■ OBJECTIVE:
Take all the material and copy it exactly.

■ PROVIDED DATA:
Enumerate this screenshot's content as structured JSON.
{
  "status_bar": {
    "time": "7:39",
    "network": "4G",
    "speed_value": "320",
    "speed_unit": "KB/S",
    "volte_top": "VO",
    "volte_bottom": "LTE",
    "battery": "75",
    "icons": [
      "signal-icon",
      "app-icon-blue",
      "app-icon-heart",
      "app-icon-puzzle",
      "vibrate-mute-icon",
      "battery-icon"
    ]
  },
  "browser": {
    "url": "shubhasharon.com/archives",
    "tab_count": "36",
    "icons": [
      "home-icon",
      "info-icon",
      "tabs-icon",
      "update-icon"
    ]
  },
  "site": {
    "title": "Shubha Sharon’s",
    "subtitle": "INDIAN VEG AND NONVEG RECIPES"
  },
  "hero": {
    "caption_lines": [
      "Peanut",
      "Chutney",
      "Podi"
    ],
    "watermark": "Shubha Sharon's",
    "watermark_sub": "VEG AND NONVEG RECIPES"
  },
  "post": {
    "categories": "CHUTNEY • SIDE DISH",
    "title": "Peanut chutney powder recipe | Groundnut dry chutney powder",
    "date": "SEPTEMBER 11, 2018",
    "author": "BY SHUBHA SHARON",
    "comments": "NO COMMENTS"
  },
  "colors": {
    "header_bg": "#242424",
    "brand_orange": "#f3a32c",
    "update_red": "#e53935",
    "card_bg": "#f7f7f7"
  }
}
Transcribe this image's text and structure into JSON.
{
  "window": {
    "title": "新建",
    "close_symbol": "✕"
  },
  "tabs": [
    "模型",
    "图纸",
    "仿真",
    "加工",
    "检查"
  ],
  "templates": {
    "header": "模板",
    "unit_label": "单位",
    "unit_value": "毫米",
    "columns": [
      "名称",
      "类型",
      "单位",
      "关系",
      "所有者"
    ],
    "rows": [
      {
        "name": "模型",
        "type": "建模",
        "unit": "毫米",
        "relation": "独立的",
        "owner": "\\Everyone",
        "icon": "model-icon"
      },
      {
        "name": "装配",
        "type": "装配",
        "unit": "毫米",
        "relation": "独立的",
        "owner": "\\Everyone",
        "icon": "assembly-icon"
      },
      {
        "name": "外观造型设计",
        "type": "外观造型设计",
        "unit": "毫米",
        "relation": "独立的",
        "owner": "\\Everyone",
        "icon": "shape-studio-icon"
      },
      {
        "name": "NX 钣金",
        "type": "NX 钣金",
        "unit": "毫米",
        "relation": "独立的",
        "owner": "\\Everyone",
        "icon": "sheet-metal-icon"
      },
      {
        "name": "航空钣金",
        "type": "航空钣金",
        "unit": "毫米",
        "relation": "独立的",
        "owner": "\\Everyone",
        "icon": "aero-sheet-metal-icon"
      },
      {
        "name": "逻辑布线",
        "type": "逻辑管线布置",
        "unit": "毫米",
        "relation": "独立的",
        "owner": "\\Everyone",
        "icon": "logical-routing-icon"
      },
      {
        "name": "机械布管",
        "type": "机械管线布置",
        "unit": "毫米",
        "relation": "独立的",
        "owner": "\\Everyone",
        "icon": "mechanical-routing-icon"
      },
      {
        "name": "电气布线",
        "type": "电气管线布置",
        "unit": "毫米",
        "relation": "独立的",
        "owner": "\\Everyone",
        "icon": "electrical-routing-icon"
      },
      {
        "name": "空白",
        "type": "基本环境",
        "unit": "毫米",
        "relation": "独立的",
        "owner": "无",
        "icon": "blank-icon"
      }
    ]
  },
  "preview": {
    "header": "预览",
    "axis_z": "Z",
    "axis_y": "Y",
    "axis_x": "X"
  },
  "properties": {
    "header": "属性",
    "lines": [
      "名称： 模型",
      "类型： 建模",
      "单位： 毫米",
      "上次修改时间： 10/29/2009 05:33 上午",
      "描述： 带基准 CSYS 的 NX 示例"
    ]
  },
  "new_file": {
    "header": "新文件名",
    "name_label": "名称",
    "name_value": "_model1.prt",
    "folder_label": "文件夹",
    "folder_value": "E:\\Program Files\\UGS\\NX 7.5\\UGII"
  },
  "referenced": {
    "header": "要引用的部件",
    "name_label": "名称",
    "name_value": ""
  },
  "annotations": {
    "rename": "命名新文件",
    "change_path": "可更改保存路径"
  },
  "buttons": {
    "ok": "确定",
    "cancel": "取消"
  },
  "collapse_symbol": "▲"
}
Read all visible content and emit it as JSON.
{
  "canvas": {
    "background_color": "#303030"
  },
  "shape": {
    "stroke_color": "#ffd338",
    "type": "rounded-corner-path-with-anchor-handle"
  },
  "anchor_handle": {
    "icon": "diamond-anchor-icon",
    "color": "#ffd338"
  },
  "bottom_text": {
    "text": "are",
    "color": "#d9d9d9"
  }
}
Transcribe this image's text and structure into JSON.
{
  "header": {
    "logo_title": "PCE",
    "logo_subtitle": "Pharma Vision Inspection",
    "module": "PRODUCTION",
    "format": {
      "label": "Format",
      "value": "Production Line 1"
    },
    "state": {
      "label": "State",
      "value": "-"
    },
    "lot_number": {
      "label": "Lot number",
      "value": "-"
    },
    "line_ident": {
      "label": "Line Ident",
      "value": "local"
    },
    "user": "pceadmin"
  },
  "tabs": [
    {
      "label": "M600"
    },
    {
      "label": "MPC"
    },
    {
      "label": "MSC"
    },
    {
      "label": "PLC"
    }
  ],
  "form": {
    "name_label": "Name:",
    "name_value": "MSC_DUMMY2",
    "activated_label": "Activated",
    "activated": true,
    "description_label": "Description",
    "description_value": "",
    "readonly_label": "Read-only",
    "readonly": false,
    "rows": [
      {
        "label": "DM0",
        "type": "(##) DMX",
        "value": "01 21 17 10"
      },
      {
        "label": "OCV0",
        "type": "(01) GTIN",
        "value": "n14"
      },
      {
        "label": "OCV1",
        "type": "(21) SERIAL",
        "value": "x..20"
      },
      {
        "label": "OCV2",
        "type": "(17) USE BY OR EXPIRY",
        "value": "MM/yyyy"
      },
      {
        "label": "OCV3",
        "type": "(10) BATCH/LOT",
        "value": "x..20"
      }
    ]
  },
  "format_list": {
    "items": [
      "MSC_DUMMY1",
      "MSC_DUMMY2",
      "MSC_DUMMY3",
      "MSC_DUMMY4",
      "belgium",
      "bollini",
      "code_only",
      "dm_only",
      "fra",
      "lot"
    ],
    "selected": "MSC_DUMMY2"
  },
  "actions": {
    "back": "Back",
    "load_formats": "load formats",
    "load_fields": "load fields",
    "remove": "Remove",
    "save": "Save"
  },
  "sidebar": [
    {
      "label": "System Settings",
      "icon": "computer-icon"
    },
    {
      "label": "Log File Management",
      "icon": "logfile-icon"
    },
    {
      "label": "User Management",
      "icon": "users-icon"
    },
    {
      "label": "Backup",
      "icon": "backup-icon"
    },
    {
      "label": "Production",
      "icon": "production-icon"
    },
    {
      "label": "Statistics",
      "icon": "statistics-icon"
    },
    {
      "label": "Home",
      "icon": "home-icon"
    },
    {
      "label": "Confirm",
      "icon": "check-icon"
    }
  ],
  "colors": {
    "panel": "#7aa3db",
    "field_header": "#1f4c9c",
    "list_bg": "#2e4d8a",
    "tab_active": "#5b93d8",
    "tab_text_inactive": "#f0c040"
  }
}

■ RESULT OF THE TASK:
Enumerate this screenshot's content as structured JSON.
{
  "status_bar": {
    "time": "7:39",
    "network": "4G",
    "speed_value": "320",
    "speed_unit": "KB/S",
    "volte_top": "VO",
    "volte_bottom": "LTE",
    "battery": "75",
    "icons": [
      "signal-icon",
      "app-icon-blue",
      "app-icon-heart",
      "app-icon-puzzle",
      "vibrate-mute-icon",
      "battery-icon"
    ]
  },
  "browser": {
    "url": "shubhasharon.com/archives",
    "tab_count": "36",
    "icons": [
      "home-icon",
      "info-icon",
      "tabs-icon",
      "update-icon"
    ]
  },
  "site": {
    "title": "Shubha Sharon’s",
    "subtitle": "INDIAN VEG AND NONVEG RECIPES"
  },
  "hero": {
    "caption_lines": [
      "Peanut",
      "Chutney",
      "Podi"
    ],
    "watermark": "Shubha Sharon's",
    "watermark_sub": "VEG AND NONVEG RECIPES"
  },
  "post": {
    "categories": "CHUTNEY • SIDE DISH",
    "title": "Peanut chutney powder recipe | Groundnut dry chutney powder",
    "date": "SEPTEMBER 11, 2018",
    "author": "BY SHUBHA SHARON",
    "comments": "NO COMMENTS"
  },
  "colors": {
    "header_bg": "#242424",
    "brand_orange": "#f3a32c",
    "update_red": "#e53935",
    "card_bg": "#f7f7f7"
  }
}
Transcribe this image's text and structure into JSON.
{
  "window": {
    "title": "新建",
    "close_symbol": "✕"
  },
  "tabs": [
    "模型",
    "图纸",
    "仿真",
    "加工",
    "检查"
  ],
  "templates": {
    "header": "模板",
    "unit_label": "单位",
    "unit_value": "毫米",
    "columns": [
      "名称",
      "类型",
      "单位",
      "关系",
      "所有者"
    ],
    "rows": [
      {
        "name": "模型",
        "type": "建模",
        "unit": "毫米",
        "relation": "独立的",
        "owner": "\\Everyone",
        "icon": "model-icon"
      },
      {
        "name": "装配",
        "type": "装配",
        "unit": "毫米",
        "relation": "独立的",
        "owner": "\\Everyone",
        "icon": "assembly-icon"
      },
      {
        "name": "外观造型设计",
        "type": "外观造型设计",
        "unit": "毫米",
        "relation": "独立的",
        "owner": "\\Everyone",
        "icon": "shape-studio-icon"
      },
      {
        "name": "NX 钣金",
        "type": "NX 钣金",
        "unit": "毫米",
        "relation": "独立的",
        "owner": "\\Everyone",
        "icon": "sheet-metal-icon"
      },
      {
        "name": "航空钣金",
        "type": "航空钣金",
        "unit": "毫米",
        "relation": "独立的",
        "owner": "\\Everyone",
        "icon": "aero-sheet-metal-icon"
      },
      {
        "name": "逻辑布线",
        "type": "逻辑管线布置",
        "unit": "毫米",
        "relation": "独立的",
        "owner": "\\Everyone",
        "icon": "logical-routing-icon"
      },
      {
        "name": "机械布管",
        "type": "机械管线布置",
        "unit": "毫米",
        "relation": "独立的",
        "owner": "\\Everyone",
        "icon": "mechanical-routing-icon"
      },
      {
        "name": "电气布线",
        "type": "电气管线布置",
        "unit": "毫米",
        "relation": "独立的",
        "owner": "\\Everyone",
        "icon": "electrical-routing-icon"
      },
      {
        "name": "空白",
        "type": "基本环境",
        "unit": "毫米",
        "relation": "独立的",
        "owner": "无",
        "icon": "blank-icon"
      }
    ]
  },
  "preview": {
    "header": "预览",
    "axis_z": "Z",
    "axis_y": "Y",
    "axis_x": "X"
  },
  "properties": {
    "header": "属性",
    "lines": [
      "名称： 模型",
      "类型： 建模",
      "单位： 毫米",
      "上次修改时间： 10/29/2009 05:33 上午",
      "描述： 带基准 CSYS 的 NX 示例"
    ]
  },
  "new_file": {
    "header": "新文件名",
    "name_label": "名称",
    "name_value": "_model1.prt",
    "folder_label": "文件夹",
    "folder_value": "E:\\Program Files\\UGS\\NX 7.5\\UGII"
  },
  "referenced": {
    "header": "要引用的部件",
    "name_label": "名称",
    "name_value": ""
  },
  "annotations": {
    "rename": "命名新文件",
    "change_path": "可更改保存路径"
  },
  "buttons": {
    "ok": "确定",
    "cancel": "取消"
  },
  "collapse_symbol": "▲"
}
Read all visible content and emit it as JSON.
{
  "canvas": {
    "background_color": "#303030"
  },
  "shape": {
    "stroke_color": "#ffd338",
    "type": "rounded-corner-path-with-anchor-handle"
  },
  "anchor_handle": {
    "icon": "diamond-anchor-icon",
    "color": "#ffd338"
  },
  "bottom_text": {
    "text": "are",
    "color": "#d9d9d9"
  }
}
Transcribe this image's text and structure into JSON.
{
  "header": {
    "logo_title": "PCE",
    "logo_subtitle": "Pharma Vision Inspection",
    "module": "PRODUCTION",
    "format": {
      "label": "Format",
      "value": "Production Line 1"
    },
    "state": {
      "label": "State",
      "value": "-"
    },
    "lot_number": {
      "label": "Lot number",
      "value": "-"
    },
    "line_ident": {
      "label": "Line Ident",
      "value": "local"
    },
    "user": "pceadmin"
  },
  "tabs": [
    {
      "label": "M600"
    },
    {
      "label": "MPC"
    },
    {
      "label": "MSC"
    },
    {
      "label": "PLC"
    }
  ],
  "form": {
    "name_label": "Name:",
    "name_value": "MSC_DUMMY2",
    "activated_label": "Activated",
    "activated": true,
    "description_label": "Description",
    "description_value": "",
    "readonly_label": "Read-only",
    "readonly": false,
    "rows": [
      {
        "label": "DM0",
        "type": "(##) DMX",
        "value": "01 21 17 10"
      },
      {
        "label": "OCV0",
        "type": "(01) GTIN",
        "value": "n14"
      },
      {
        "label": "OCV1",
        "type": "(21) SERIAL",
        "value": "x..20"
      },
      {
        "label": "OCV2",
        "type": "(17) USE BY OR EXPIRY",
        "value": "MM/yyyy"
      },
      {
        "label": "OCV3",
        "type": "(10) BATCH/LOT",
        "value": "x..20"
      }
    ]
  },
  "format_list": {
    "items": [
      "MSC_DUMMY1",
      "MSC_DUMMY2",
      "MSC_DUMMY3",
      "MSC_DUMMY4",
      "belgium",
      "bollini",
      "code_only",
      "dm_only",
      "fra",
      "lot"
    ],
    "selected": "MSC_DUMMY2"
  },
  "actions": {
    "back": "Back",
    "load_formats": "load formats",
    "load_fields": "load fields",
    "remove": "Remove",
    "save": "Save"
  },
  "sidebar": [
    {
      "label": "System Settings",
      "icon": "computer-icon"
    },
    {
      "label": "Log File Management",
      "icon": "logfile-icon"
    },
    {
      "label": "User Management",
      "icon": "users-icon"
    },
    {
      "label": "Backup",
      "icon": "backup-icon"
    },
    {
      "label": "Production",
      "icon": "production-icon"
    },
    {
      "label": "Statistics",
      "icon": "statistics-icon"
    },
    {
      "label": "Home",
      "icon": "home-icon"
    },
    {
      "label": "Confirm",
      "icon": "check-icon"
    }
  ],
  "colors": {
    "panel": "#7aa3db",
    "field_header": "#1f4c9c",
    "list_bg": "#2e4d8a",
    "tab_active": "#5b93d8",
    "tab_text_inactive": "#f0c040"
  }
}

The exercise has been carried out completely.